§ **Brief**
In the entries below, find every line with "avatar" and copy it.
******
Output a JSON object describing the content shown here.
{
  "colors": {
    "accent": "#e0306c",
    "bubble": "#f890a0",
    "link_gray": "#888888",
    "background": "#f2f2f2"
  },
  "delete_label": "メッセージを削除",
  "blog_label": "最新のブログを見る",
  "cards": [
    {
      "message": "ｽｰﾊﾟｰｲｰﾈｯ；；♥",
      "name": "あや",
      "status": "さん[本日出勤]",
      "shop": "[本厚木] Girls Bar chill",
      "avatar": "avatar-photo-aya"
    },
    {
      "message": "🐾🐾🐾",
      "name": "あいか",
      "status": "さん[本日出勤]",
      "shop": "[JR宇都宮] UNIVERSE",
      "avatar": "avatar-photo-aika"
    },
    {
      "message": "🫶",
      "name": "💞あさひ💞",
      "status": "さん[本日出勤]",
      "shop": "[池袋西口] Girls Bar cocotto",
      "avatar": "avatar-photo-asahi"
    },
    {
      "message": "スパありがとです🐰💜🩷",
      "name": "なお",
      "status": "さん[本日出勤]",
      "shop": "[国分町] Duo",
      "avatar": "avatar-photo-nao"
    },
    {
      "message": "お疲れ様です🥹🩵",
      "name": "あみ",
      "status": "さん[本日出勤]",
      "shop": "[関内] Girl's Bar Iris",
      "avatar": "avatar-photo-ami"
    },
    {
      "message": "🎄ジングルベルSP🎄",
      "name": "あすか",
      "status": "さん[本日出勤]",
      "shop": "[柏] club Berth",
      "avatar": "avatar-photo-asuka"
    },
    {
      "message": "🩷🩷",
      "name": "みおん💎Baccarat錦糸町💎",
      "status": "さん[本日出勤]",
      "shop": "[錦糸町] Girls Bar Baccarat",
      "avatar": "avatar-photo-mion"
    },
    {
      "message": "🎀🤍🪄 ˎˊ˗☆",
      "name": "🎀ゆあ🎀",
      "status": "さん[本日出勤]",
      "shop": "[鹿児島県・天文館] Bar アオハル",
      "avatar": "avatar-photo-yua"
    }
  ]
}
******
§ **Correct output**
      "avatar": "avatar-photo-aya"
      "avatar": "avatar-photo-aika"
      "avatar": "avatar-photo-asahi"
      "avatar": "avatar-photo-nao"
      "avatar": "avatar-photo-ami"
      "avatar": "avatar-photo-asuka"
      "avatar": "avatar-photo-mion"
      "avatar": "avatar-photo-yua"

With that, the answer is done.